EXERCISE DETAILS
From the entries below, pull out each line where "horizontal" appears.

(Records from a data source)

· · ·

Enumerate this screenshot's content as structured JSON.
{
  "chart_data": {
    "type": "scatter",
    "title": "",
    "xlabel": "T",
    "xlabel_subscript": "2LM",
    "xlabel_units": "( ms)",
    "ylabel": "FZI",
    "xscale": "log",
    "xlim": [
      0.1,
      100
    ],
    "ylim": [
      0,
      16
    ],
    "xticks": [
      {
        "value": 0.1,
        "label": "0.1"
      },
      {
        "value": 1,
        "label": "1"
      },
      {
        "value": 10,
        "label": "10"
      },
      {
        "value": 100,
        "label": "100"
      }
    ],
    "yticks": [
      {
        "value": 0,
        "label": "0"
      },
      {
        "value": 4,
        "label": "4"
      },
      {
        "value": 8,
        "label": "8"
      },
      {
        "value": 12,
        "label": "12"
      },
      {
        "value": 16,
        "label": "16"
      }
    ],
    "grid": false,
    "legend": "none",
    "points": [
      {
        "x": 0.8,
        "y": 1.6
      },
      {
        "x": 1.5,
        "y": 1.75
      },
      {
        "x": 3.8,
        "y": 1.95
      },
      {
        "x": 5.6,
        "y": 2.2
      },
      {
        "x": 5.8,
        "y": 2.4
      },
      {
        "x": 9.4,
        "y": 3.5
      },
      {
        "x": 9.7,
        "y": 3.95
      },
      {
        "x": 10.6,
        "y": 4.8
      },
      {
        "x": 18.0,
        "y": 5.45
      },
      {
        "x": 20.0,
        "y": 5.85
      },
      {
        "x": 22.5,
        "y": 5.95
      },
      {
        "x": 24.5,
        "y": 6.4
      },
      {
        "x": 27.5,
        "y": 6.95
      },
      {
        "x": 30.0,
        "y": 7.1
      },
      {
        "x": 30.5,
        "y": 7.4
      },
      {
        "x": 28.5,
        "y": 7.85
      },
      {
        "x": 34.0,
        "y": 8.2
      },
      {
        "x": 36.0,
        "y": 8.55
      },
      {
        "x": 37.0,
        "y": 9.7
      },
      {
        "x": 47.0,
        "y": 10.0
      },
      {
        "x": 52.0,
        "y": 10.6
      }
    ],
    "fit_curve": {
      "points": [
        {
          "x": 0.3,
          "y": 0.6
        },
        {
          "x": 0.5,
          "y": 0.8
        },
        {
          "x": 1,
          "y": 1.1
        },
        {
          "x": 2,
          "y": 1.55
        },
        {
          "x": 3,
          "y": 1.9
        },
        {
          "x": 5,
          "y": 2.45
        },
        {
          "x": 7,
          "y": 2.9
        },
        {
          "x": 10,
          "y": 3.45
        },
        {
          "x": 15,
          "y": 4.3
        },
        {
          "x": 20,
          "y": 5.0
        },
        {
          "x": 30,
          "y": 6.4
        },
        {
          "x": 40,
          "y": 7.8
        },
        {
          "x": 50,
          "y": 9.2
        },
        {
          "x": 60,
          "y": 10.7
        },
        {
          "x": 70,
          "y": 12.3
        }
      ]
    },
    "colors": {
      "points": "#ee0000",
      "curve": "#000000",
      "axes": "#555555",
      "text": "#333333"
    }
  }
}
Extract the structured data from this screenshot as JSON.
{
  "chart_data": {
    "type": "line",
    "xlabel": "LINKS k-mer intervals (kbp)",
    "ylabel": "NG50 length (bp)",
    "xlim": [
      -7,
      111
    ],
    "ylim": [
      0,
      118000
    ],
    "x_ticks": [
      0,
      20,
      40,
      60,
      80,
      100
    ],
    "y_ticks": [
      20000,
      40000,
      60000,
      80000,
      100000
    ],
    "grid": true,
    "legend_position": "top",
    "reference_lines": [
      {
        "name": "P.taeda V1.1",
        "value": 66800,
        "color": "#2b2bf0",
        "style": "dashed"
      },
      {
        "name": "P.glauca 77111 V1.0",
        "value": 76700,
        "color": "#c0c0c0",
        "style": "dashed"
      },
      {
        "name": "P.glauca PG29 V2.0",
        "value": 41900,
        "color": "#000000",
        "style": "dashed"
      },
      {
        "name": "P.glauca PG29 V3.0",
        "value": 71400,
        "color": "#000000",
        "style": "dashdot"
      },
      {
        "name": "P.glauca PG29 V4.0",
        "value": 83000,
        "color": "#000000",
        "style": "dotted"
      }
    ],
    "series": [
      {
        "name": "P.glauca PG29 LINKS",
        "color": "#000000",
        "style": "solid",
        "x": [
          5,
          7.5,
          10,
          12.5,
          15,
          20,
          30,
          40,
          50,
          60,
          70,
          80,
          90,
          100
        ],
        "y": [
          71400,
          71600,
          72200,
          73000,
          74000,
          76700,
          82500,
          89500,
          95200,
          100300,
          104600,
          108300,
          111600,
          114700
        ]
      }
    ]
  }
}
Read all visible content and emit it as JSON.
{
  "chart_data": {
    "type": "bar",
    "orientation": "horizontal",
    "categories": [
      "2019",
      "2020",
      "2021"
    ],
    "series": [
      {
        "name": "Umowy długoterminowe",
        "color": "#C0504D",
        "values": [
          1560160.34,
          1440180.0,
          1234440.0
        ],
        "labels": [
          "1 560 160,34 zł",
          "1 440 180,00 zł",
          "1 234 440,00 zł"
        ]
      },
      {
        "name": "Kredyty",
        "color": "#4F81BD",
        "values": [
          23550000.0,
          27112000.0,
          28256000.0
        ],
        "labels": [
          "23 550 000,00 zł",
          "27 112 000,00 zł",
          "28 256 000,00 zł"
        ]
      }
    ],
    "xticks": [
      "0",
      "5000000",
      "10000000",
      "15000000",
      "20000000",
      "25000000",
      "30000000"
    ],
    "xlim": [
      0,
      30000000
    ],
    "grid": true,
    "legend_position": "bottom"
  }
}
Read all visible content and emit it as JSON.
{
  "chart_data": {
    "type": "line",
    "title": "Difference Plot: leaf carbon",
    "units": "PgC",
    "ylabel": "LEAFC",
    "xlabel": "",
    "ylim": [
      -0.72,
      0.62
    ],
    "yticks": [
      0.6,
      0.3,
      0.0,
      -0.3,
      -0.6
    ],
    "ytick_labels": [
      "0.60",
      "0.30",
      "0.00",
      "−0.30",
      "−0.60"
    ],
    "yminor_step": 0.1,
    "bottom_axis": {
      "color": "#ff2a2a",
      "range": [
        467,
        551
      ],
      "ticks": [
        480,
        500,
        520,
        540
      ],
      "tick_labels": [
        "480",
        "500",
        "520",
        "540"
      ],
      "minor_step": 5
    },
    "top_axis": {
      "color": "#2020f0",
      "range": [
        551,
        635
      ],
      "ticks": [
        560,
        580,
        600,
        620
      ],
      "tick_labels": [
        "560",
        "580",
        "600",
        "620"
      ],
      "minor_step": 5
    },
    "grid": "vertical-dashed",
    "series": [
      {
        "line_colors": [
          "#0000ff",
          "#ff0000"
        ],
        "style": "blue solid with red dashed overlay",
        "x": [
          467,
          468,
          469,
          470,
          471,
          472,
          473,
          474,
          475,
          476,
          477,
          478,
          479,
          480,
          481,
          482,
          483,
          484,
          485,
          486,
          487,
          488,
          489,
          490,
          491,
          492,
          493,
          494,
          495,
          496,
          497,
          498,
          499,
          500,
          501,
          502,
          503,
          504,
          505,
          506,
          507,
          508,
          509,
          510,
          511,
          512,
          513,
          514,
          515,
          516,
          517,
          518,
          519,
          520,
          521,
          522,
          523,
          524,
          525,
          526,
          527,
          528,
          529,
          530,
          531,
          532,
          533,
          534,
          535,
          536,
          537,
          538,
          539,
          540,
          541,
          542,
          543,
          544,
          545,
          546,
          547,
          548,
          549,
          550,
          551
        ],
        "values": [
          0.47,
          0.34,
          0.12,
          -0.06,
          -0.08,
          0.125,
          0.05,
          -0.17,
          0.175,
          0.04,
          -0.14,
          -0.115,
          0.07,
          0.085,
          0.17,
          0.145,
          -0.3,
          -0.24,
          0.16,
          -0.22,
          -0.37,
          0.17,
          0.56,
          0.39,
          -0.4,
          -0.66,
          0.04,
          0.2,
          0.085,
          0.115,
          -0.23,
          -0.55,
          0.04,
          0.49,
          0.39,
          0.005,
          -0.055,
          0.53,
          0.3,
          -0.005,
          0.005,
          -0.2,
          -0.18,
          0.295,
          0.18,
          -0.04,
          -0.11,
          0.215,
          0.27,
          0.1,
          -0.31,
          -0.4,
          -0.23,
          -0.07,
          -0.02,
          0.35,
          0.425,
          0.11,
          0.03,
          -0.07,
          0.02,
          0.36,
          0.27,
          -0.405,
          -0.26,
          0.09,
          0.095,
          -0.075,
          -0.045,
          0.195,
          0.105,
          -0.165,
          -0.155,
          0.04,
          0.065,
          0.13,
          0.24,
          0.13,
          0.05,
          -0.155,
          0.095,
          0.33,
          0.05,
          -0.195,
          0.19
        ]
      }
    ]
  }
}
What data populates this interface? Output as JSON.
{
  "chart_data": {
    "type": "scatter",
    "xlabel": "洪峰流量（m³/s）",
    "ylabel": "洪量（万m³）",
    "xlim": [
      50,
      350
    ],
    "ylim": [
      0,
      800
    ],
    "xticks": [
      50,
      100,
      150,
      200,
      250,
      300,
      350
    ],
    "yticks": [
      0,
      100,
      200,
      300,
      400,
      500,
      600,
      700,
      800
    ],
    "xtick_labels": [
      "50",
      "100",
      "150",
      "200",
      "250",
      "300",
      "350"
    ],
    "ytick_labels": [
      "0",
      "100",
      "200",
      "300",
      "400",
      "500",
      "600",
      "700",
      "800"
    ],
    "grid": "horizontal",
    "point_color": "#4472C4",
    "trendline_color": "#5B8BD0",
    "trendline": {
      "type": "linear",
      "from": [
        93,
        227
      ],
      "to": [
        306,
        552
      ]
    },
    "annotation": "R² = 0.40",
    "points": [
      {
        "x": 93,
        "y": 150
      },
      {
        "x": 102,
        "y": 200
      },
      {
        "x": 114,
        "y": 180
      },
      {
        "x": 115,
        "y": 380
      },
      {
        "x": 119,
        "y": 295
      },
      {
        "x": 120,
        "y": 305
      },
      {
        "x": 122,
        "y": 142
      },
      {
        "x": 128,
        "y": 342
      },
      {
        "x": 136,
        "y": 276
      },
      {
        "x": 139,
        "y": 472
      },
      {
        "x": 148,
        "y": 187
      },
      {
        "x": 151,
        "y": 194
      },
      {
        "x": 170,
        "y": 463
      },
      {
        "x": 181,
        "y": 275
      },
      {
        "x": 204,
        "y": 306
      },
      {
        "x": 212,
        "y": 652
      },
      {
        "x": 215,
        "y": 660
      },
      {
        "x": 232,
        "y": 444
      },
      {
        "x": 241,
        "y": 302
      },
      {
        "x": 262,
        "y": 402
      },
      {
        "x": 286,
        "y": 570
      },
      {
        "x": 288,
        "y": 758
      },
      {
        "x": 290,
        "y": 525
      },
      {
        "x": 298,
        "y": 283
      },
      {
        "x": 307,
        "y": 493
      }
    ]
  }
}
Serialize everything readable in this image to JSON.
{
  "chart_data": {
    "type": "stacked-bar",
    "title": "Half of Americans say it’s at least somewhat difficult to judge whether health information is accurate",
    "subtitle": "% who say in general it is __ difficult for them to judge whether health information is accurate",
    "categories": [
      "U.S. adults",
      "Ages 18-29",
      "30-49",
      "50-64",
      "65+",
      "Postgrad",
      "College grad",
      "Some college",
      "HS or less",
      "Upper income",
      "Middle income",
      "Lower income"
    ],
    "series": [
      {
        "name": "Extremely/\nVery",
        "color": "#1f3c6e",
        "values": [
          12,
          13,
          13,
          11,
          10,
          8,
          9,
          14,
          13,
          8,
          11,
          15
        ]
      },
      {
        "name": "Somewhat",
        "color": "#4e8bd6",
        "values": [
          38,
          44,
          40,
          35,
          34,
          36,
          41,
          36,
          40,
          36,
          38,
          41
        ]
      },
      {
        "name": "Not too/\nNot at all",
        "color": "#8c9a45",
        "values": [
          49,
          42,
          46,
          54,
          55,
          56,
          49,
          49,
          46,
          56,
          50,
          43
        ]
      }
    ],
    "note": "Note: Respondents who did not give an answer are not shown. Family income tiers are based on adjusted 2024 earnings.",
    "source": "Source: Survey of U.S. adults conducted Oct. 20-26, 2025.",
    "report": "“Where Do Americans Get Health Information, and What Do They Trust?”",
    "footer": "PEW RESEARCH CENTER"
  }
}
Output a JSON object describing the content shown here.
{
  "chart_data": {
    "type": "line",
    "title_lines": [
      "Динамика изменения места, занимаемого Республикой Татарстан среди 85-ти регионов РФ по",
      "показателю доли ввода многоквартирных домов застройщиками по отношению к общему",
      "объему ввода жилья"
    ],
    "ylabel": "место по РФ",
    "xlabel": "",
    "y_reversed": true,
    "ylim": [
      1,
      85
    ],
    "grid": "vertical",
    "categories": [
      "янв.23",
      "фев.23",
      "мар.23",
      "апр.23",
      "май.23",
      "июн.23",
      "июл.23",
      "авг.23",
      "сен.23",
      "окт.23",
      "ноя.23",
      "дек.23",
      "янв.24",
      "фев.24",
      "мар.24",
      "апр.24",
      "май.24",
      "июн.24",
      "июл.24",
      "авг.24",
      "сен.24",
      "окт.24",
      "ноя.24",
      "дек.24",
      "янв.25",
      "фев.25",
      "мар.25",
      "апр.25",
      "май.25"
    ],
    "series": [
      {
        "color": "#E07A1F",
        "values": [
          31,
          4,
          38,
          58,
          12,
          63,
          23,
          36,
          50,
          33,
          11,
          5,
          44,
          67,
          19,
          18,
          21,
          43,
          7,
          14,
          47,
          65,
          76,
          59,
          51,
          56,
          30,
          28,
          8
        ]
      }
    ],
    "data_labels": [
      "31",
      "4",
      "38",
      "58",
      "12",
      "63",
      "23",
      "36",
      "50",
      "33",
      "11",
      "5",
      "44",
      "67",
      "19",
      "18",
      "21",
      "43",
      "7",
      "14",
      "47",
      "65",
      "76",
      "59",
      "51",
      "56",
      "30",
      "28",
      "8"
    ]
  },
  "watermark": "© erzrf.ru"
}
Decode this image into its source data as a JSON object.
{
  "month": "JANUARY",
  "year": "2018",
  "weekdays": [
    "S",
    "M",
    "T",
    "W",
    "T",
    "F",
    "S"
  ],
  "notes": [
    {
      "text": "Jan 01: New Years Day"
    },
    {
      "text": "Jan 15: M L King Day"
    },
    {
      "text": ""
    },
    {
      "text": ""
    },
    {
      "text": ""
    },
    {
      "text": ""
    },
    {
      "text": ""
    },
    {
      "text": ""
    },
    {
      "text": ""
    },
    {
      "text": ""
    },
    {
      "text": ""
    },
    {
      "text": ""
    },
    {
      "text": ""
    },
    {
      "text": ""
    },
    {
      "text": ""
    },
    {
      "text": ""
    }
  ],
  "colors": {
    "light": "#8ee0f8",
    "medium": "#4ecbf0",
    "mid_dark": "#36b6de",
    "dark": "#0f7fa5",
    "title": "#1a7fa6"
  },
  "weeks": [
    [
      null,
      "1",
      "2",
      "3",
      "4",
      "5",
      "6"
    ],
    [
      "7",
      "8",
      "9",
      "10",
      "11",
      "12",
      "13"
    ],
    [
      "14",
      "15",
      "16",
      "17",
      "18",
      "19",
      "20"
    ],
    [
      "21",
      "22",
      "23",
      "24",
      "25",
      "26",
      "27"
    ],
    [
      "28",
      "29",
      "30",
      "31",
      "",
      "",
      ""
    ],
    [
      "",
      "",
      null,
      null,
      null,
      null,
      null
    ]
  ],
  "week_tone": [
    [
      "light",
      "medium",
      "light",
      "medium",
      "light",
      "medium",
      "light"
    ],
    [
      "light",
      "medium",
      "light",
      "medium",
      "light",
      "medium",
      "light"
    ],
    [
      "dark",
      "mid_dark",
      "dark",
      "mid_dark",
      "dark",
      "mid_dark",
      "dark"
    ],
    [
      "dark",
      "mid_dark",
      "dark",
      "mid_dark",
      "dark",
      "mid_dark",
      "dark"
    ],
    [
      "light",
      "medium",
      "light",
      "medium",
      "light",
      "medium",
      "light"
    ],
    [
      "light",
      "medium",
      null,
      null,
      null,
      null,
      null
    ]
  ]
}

· · ·

ANSWER TO THE EXERCISE
    "orientation": "horizontal",
    "grid": "horizontal",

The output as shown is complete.